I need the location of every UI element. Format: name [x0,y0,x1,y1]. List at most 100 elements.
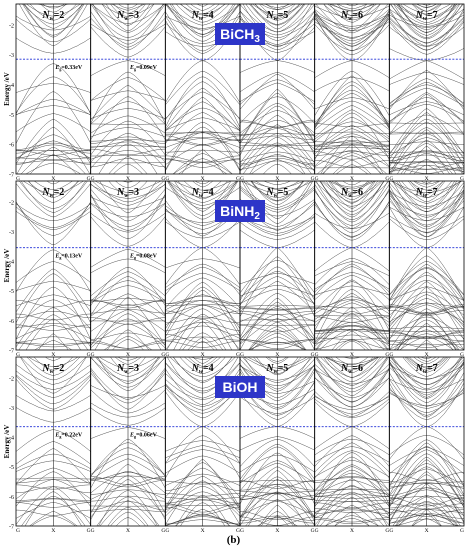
panel-nw-2: G X G Nw=2 Eg=0.33eV [15,0,92,182]
x-tick-label: G [311,352,315,358]
x-tick-label: G [91,352,95,358]
x-tick-label: G [87,528,91,534]
x-tick-label: G [240,176,244,182]
figure-caption: (b) [226,534,241,546]
nw-label: Nw=6 [340,10,363,22]
x-tick-label: X [350,528,354,534]
x-tick-label: G [385,352,389,358]
y-axis-label: Energy /eV [3,249,11,283]
material-label-box [215,23,265,45]
y-tick-label: -4 [9,83,14,89]
band-line [240,0,315,1]
band-line [16,0,91,3]
y-axis-label: Energy /eV [3,72,11,106]
x-tick-label: X [201,528,205,534]
nw-label: Nw=3 [116,10,139,22]
material-label: BiOH [215,376,265,398]
x-tick-label: G [385,176,389,182]
panel-nw-6: G X G Nw=6 [314,3,390,182]
x-tick-label: G [236,528,240,534]
material-label-text: BiOH [223,379,258,395]
panel-nw-6: G X G Nw=6 [314,356,390,534]
nw-label: Nw=5 [265,187,288,199]
x-tick-label: G [311,176,315,182]
nw-label: Nw=4 [191,187,214,199]
material-label-text: BiCH3 [220,26,260,45]
x-tick-label: X [425,528,429,534]
x-tick-label: G [389,176,393,182]
nw-label: Nw=4 [191,10,214,22]
panel-nw-3: G X G Nw=3 Eg=0.08eV [90,180,166,358]
nw-label: Nw=2 [41,187,64,199]
x-tick-label: G [460,528,464,534]
x-tick-label: G [460,176,464,182]
x-tick-label: G [165,176,169,182]
panel-nw-5: G X G Nw=5 [239,0,316,182]
band-line [240,0,315,2]
x-tick-label: G [165,528,169,534]
band-gap-label: Eg=0.22eV [54,433,83,440]
band-gap-label: Eg=0.06eV [129,433,158,440]
material-label-box [215,376,265,398]
x-tick-label: X [350,176,354,182]
x-tick-label: X [51,528,55,534]
y-tick-label: -2 [9,200,14,206]
x-tick-label: X [350,352,354,358]
nw-label: Nw=5 [265,10,288,22]
nw-label: Nw=6 [340,187,363,199]
y-tick-label: -7 [9,349,14,355]
x-tick-label: G [161,528,165,534]
material-label-box [215,200,265,222]
x-tick-label: X [201,352,205,358]
x-tick-label: X [126,528,130,534]
x-tick-label: G [165,352,169,358]
y-tick-label: -5 [9,113,14,119]
nw-label: Nw=5 [265,363,288,375]
band-gap-label: Eg=0.33eV [54,65,83,72]
x-tick-label: G [16,528,20,534]
x-tick-label: X [126,176,130,182]
panel-nw-6: G X G Nw=6 [314,180,390,358]
panel-nw-4: G X G Nw=4 [164,356,241,534]
x-tick-label: G [460,352,464,358]
y-tick-label: -7 [9,173,14,179]
material-label-text: BiNH2 [220,203,260,222]
nw-label: Nw=7 [415,187,438,199]
x-tick-label: G [240,352,244,358]
material-label: BiCH3 [215,23,265,45]
x-tick-label: G [161,352,165,358]
band-line [389,0,464,1]
panel-frame [388,180,465,351]
panel-nw-7: G X G Nw=7 [388,180,465,358]
x-tick-label: X [51,176,55,182]
x-tick-label: G [91,528,95,534]
x-tick-label: X [425,352,429,358]
x-tick-label: X [201,176,205,182]
x-tick-label: X [126,352,130,358]
band-gap-label: Eg=0.13eV [54,254,83,261]
panel-frame [388,356,465,527]
x-tick-label: X [275,528,279,534]
y-tick-label: -2 [9,376,14,382]
panel-nw-2: G X G Nw=2 Eg=0.22eV [15,356,92,534]
y-tick-label: -3 [9,53,14,59]
x-tick-label: G [236,176,240,182]
x-tick-label: G [16,176,20,182]
panel-nw-5: G X G Nw=5 [239,356,316,534]
band-line [165,0,240,2]
y-tick-label: -4 [9,436,14,442]
material-label: BiNH2 [215,200,265,222]
y-tick-label: -4 [9,260,14,266]
nw-label: Nw=4 [191,363,214,375]
y-tick-label: -3 [9,230,14,236]
band-line [91,0,166,1]
y-tick-label: -7 [9,525,14,531]
x-tick-label: G [389,528,393,534]
panel-nw-7: G X G Nw=7 [388,0,465,182]
x-tick-label: G [16,352,20,358]
panel-nw-4: G X G Nw=4 [164,0,241,182]
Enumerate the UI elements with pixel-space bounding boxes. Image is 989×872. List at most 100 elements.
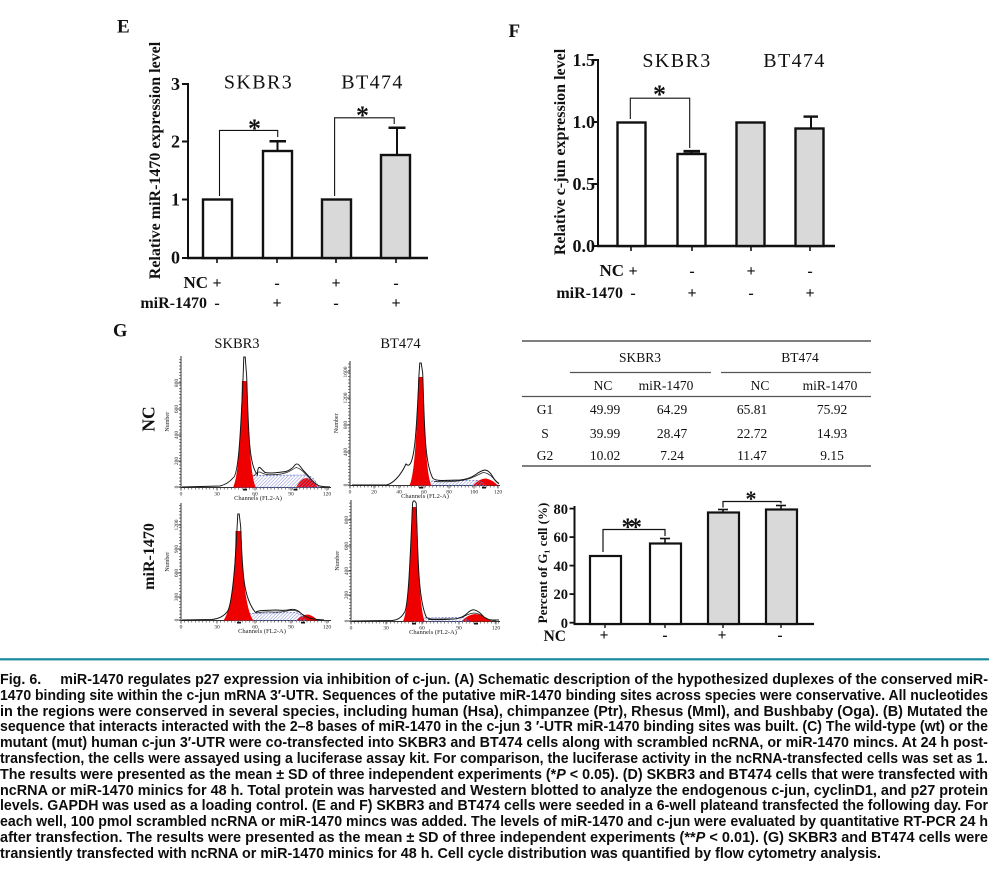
svg-text:0.0: 0.0 [573, 236, 596, 256]
svg-text:Relative miR-1470 expression l: Relative miR-1470 expression level [147, 41, 164, 279]
svg-text:SKBR3: SKBR3 [224, 72, 293, 94]
svg-text:11.47: 11.47 [737, 448, 767, 463]
svg-text:22.72: 22.72 [737, 426, 767, 441]
svg-text:400: 400 [344, 567, 350, 576]
svg-text:90: 90 [288, 491, 294, 497]
svg-text:0: 0 [180, 491, 183, 497]
svg-text:-: - [777, 627, 782, 644]
svg-text:+: + [805, 285, 814, 302]
svg-text:1200: 1200 [174, 519, 180, 530]
svg-text:120: 120 [323, 624, 332, 630]
svg-text:1.5: 1.5 [573, 50, 596, 70]
svg-text:14.93: 14.93 [817, 426, 848, 441]
svg-text:90: 90 [288, 624, 294, 630]
svg-text:G2: G2 [537, 448, 554, 463]
svg-text:1200: 1200 [343, 392, 349, 403]
svg-text:0: 0 [174, 485, 180, 488]
svg-text:NC: NC [544, 628, 566, 645]
svg-text:900: 900 [174, 545, 180, 554]
svg-text:NC: NC [599, 261, 624, 280]
svg-text:64.29: 64.29 [657, 402, 688, 417]
svg-text:miR-1470: miR-1470 [556, 285, 623, 302]
svg-text:30: 30 [214, 491, 220, 497]
svg-text:120: 120 [494, 489, 503, 495]
svg-text:-: - [689, 263, 694, 280]
svg-text:1: 1 [171, 190, 180, 210]
svg-text:+: + [212, 275, 221, 292]
svg-text:60: 60 [419, 625, 425, 631]
svg-text:**: ** [622, 514, 642, 541]
svg-text:200: 200 [174, 457, 180, 466]
svg-text:-: - [807, 263, 812, 280]
svg-text:+: + [687, 285, 696, 302]
svg-text:Channels (FL2-A): Channels (FL2-A) [238, 628, 286, 635]
svg-text:120: 120 [323, 491, 332, 497]
svg-text:Channels (FL2-A): Channels (FL2-A) [409, 629, 457, 636]
svg-text:BT474: BT474 [763, 50, 826, 72]
svg-text:-: - [630, 285, 635, 302]
svg-text:G1: G1 [537, 402, 554, 417]
svg-text:10.02: 10.02 [590, 448, 620, 463]
svg-text:-: - [393, 275, 398, 292]
svg-text:Percent of G₁ cell (%): Percent of G₁ cell (%) [535, 503, 550, 624]
svg-text:-: - [274, 275, 279, 292]
svg-text:800: 800 [344, 516, 350, 525]
svg-text:39.99: 39.99 [590, 426, 621, 441]
svg-text:SKBR3: SKBR3 [619, 350, 661, 365]
svg-text:0: 0 [561, 616, 568, 632]
svg-text:miR-1470: miR-1470 [141, 523, 158, 590]
svg-text:0: 0 [350, 625, 353, 631]
svg-text:0: 0 [171, 248, 180, 268]
svg-text:Relative c-jun expression leve: Relative c-jun expression level [552, 48, 569, 255]
svg-text:+: + [391, 295, 400, 312]
svg-text:+: + [746, 263, 755, 280]
svg-text:NC: NC [139, 406, 159, 431]
svg-text:800: 800 [343, 421, 349, 430]
svg-text:28.47: 28.47 [657, 426, 688, 441]
svg-text:7.24: 7.24 [660, 448, 684, 463]
svg-text:80: 80 [554, 502, 569, 518]
svg-text:80: 80 [446, 489, 452, 495]
svg-text:60: 60 [252, 624, 258, 630]
svg-text:0: 0 [349, 489, 352, 495]
svg-text:40: 40 [554, 559, 569, 575]
svg-text:60: 60 [252, 491, 258, 497]
svg-text:1600: 1600 [343, 366, 349, 377]
svg-text:NC: NC [183, 273, 208, 292]
svg-text:SKBR3: SKBR3 [214, 336, 259, 352]
svg-text:0.5: 0.5 [573, 174, 596, 194]
svg-text:*: * [653, 80, 666, 109]
svg-text:miR-1470: miR-1470 [140, 295, 207, 312]
svg-text:400: 400 [343, 448, 349, 457]
svg-text:49.99: 49.99 [590, 402, 621, 417]
svg-text:600: 600 [174, 569, 180, 578]
svg-text:90: 90 [456, 625, 462, 631]
svg-text:*: * [356, 101, 369, 130]
svg-text:NC: NC [751, 378, 770, 393]
svg-text:0: 0 [174, 618, 180, 621]
svg-text:-: - [662, 627, 667, 644]
svg-text:Number: Number [334, 413, 340, 433]
svg-text:1.0: 1.0 [573, 112, 596, 132]
svg-text:0: 0 [180, 624, 183, 630]
svg-text:*: * [746, 486, 757, 511]
svg-text:300: 300 [174, 593, 180, 602]
svg-text:Number: Number [335, 551, 341, 571]
svg-text:BT474: BT474 [341, 72, 404, 94]
svg-text:20: 20 [371, 489, 377, 495]
svg-text:*: * [248, 114, 261, 143]
svg-text:65.81: 65.81 [737, 402, 767, 417]
svg-text:BT474: BT474 [781, 350, 819, 365]
svg-text:Number: Number [165, 552, 171, 572]
svg-text:F: F [509, 21, 521, 42]
svg-text:100: 100 [470, 489, 479, 495]
svg-text:2: 2 [171, 132, 180, 152]
svg-text:miR-1470: miR-1470 [639, 378, 694, 393]
svg-text:30: 30 [383, 625, 389, 631]
svg-text:60: 60 [421, 489, 427, 495]
svg-text:+: + [331, 275, 340, 292]
svg-text:9.15: 9.15 [820, 448, 844, 463]
svg-text:Number: Number [165, 412, 171, 432]
svg-text:3: 3 [171, 74, 180, 94]
svg-text:600: 600 [344, 542, 350, 551]
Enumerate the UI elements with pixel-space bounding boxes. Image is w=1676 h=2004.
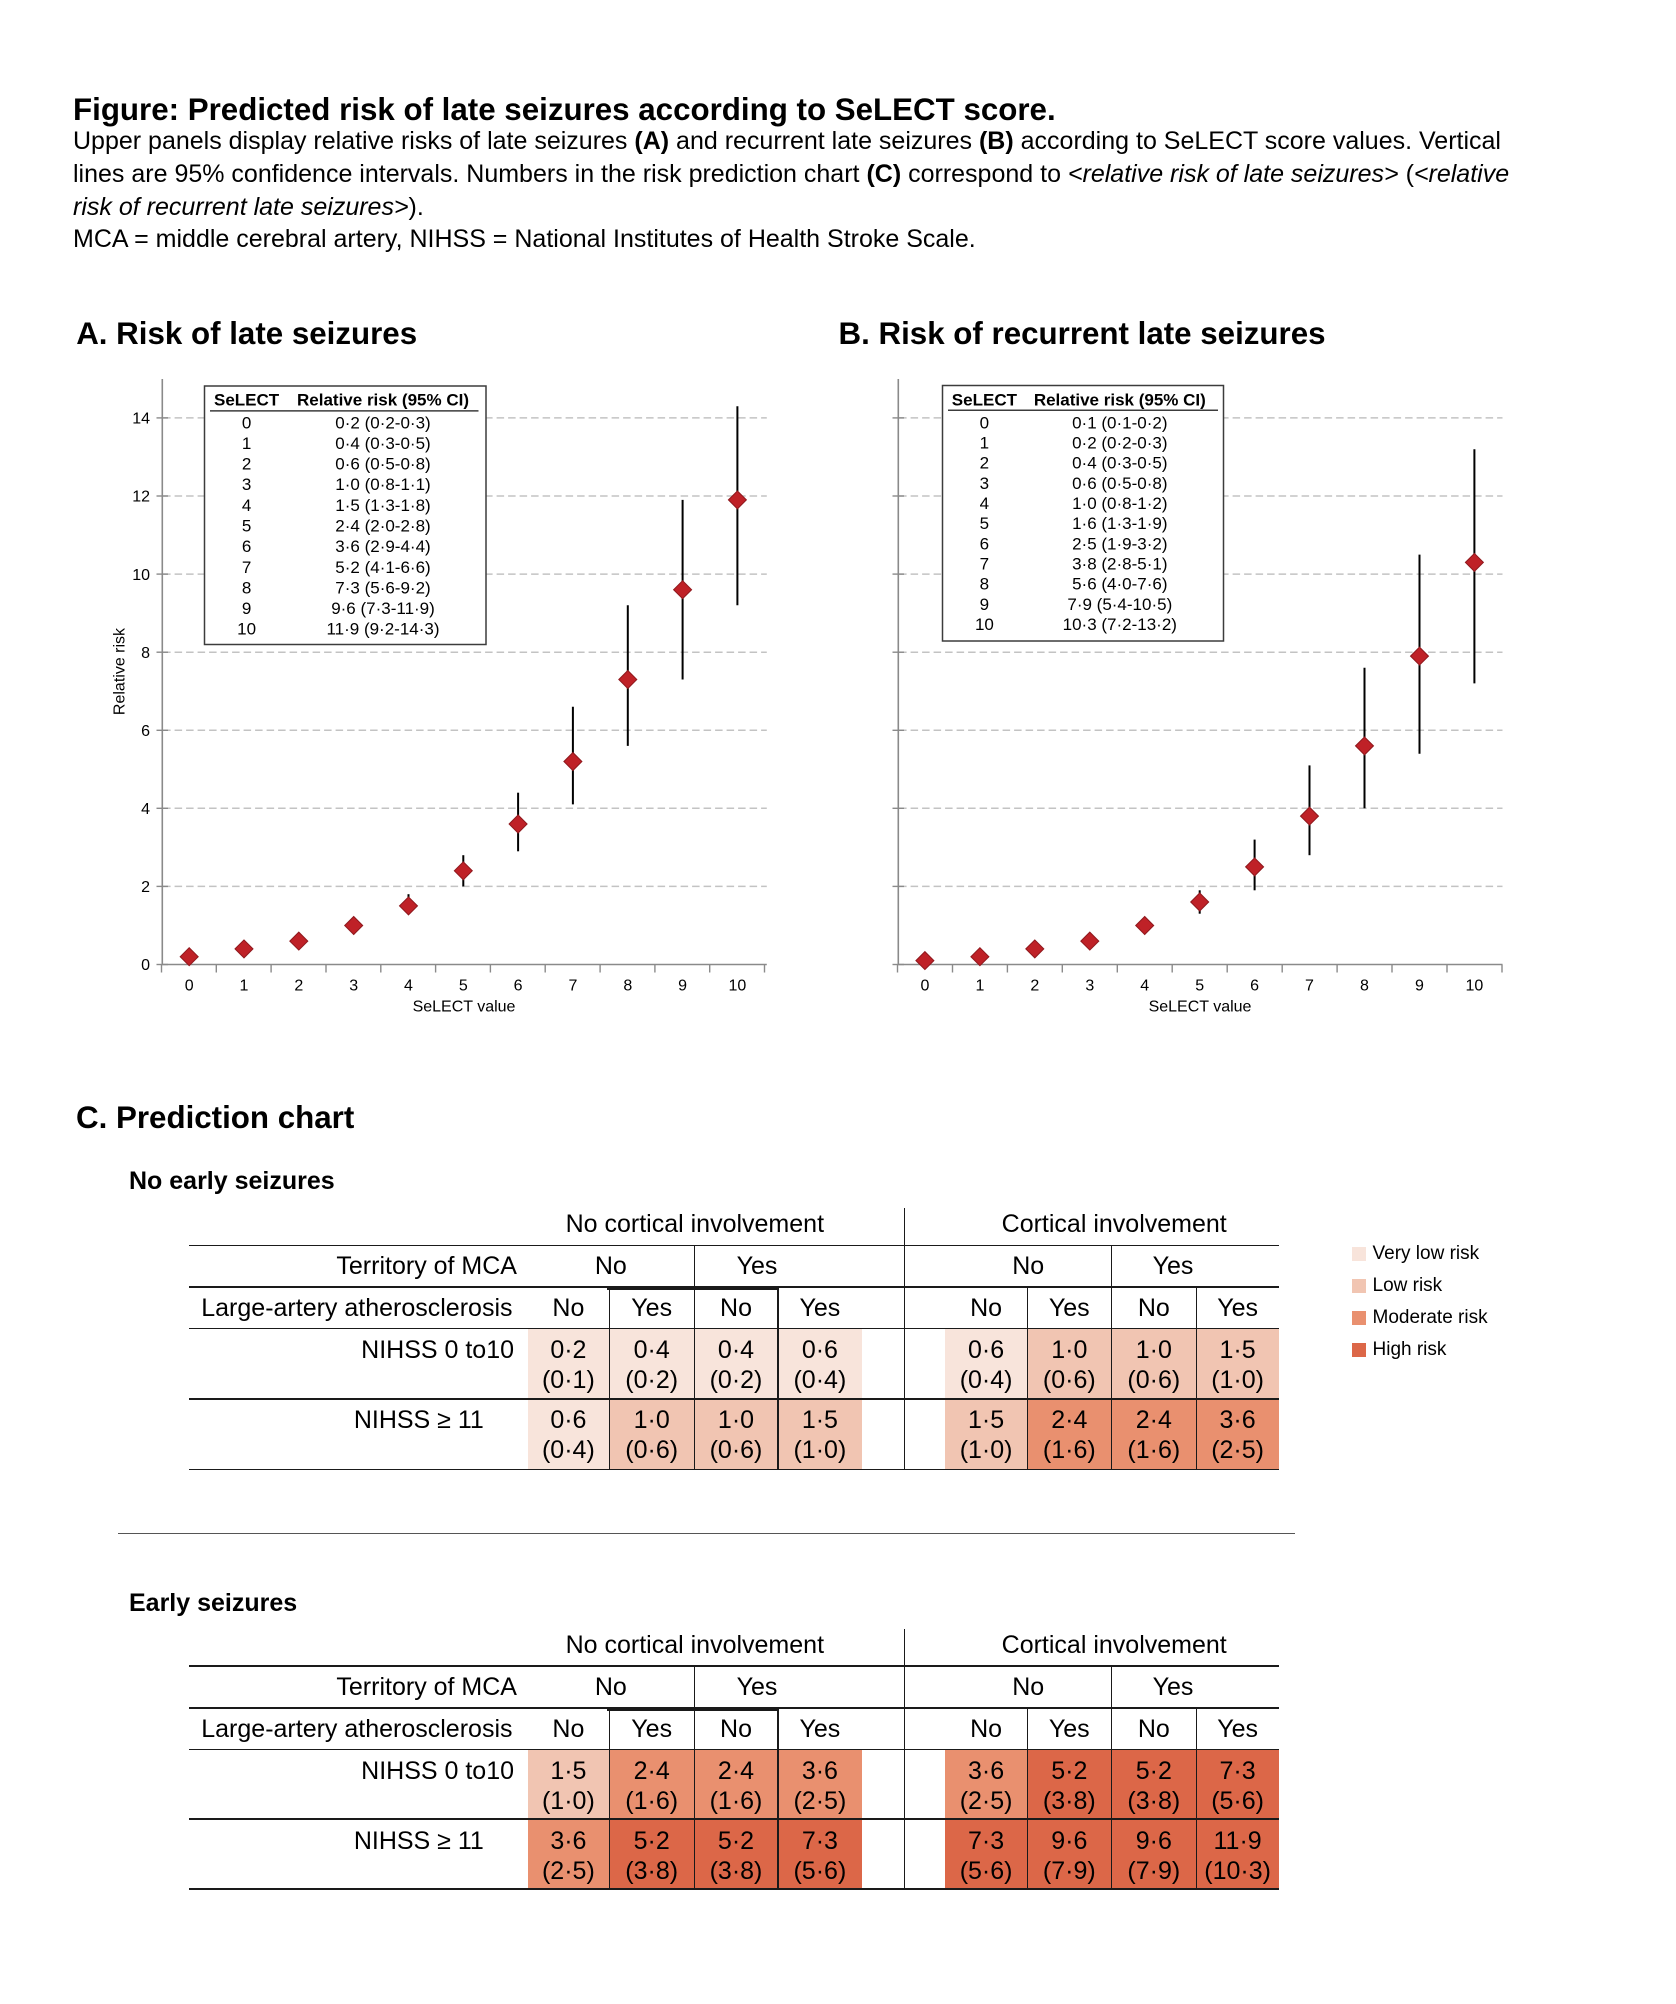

What the task requires → Rewrite every line of the data from the one containing "panel-nw-2: G X G Nw=2 Eg=0.33eV" down to the one containing "x-tick-label: G [385,176,389,182]", replacing "band-line" with "band-curve" and leaving everything else unchanged.

Expected output →
panel-nw-2: G X G Nw=2 Eg=0.33eV [15,0,92,182]
x-tick-label: G [311,352,315,358]
x-tick-label: G [91,352,95,358]
x-tick-label: G [87,528,91,534]
x-tick-label: G [240,176,244,182]
figure-caption: (b) [226,534,241,546]
nw-label: Nw=6 [340,10,363,22]
x-tick-label: X [350,528,354,534]
x-tick-label: G [385,352,389,358]
y-axis-label: Energy /eV [3,249,11,283]
material-label-box [215,23,265,45]
y-tick-label: -4 [9,83,14,89]
band-curve [240,0,315,1]
band-curve [16,0,91,3]
y-axis-label: Energy /eV [3,72,11,106]
x-tick-label: X [201,528,205,534]
nw-label: Nw=3 [116,10,139,22]
material-label: BiOH [215,376,265,398]
x-tick-label: G [385,176,389,182]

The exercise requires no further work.